Collection entries
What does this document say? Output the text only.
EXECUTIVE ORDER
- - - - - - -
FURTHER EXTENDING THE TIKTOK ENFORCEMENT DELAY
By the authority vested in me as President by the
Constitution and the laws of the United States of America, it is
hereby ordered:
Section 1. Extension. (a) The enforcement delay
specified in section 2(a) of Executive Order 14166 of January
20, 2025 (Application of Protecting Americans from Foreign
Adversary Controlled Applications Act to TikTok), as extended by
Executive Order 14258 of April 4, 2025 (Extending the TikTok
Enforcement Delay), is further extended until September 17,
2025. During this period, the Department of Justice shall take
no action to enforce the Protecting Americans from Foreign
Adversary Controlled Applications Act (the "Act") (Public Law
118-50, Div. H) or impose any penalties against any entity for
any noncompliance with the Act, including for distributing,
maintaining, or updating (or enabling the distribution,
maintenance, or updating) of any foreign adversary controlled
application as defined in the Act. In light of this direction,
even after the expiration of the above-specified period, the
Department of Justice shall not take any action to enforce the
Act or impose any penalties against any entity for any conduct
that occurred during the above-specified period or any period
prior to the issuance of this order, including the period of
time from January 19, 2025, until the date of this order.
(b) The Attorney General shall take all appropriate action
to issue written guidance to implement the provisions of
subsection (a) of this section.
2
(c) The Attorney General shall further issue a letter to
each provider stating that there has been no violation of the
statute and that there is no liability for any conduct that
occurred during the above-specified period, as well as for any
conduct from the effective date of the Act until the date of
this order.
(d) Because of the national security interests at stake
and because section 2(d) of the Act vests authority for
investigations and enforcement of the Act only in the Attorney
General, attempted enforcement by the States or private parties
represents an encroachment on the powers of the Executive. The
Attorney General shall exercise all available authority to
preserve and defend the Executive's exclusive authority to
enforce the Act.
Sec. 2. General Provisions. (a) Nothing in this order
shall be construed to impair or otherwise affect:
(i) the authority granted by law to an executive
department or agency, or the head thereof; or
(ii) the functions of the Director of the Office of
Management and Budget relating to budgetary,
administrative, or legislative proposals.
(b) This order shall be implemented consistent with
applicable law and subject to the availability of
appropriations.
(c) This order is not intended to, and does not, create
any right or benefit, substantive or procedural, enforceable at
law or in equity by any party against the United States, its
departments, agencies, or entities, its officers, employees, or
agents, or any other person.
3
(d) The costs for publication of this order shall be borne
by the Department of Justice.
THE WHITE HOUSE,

WHAT THE TASK REQUIRES:
Write out the whole listing again, exactly as it stands.

THE OUTPUT:
What does this document say? Output the text only.
EXECUTIVE ORDER
- - - - - - -
FURTHER EXTENDING THE TIKTOK ENFORCEMENT DELAY
By the authority vested in me as President by the
Constitution and the laws of the United States of America, it is
hereby ordered:
Section 1. Extension. (a) The enforcement delay
specified in section 2(a) of Executive Order 14166 of January
20, 2025 (Application of Protecting Americans from Foreign
Adversary Controlled Applications Act to TikTok), as extended by
Executive Order 14258 of April 4, 2025 (Extending the TikTok
Enforcement Delay), is further extended until September 17,
2025. During this period, the Department of Justice shall take
no action to enforce the Protecting Americans from Foreign
Adversary Controlled Applications Act (the "Act") (Public Law
118-50, Div. H) or impose any penalties against any entity for
any noncompliance with the Act, including for distributing,
maintaining, or updating (or enabling the distribution,
maintenance, or updating) of any foreign adversary controlled
application as defined in the Act. In light of this direction,
even after the expiration of the above-specified period, the
Department of Justice shall not take any action to enforce the
Act or impose any penalties against any entity for any conduct
that occurred during the above-specified period or any period
prior to the issuance of this order, including the period of
time from January 19, 2025, until the date of this order.
(b) The Attorney General shall take all appropriate action
to issue written guidance to implement the provisions of
subsection (a) of this section.
2
(c) The Attorney General shall further issue a letter to
each provider stating that there has been no violation of the
statute and that there is no liability for any conduct that
occurred during the above-specified period, as well as for any
conduct from the effective date of the Act until the date of
this order.
(d) Because of the national security interests at stake
and because section 2(d) of the Act vests authority for
investigations and enforcement of the Act only in the Attorney
General, attempted enforcement by the States or private parties
represents an encroachment on the powers of the Executive. The
Attorney General shall exercise all available authority to
preserve and defend the Executive's exclusive authority to
enforce the Act.
Sec. 2. General Provisions. (a) Nothing in this order
shall be construed to impair or otherwise affect:
(i) the authority granted by law to an executive
department or agency, or the head thereof; or
(ii) the functions of the Director of the Office of
Management and Budget relating to budgetary,
administrative, or legislative proposals.
(b) This order shall be implemented consistent with
applicable law and subject to the availability of
appropriations.
(c) This order is not intended to, and does not, create
any right or benefit, substantive or procedural, enforceable at
law or in equity by any party against the United States, its
departments, agencies, or entities, its officers, employees, or
agents, or any other person.
3
(d) The costs for publication of this order shall be borne
by the Department of Justice.
THE WHITE HOUSE,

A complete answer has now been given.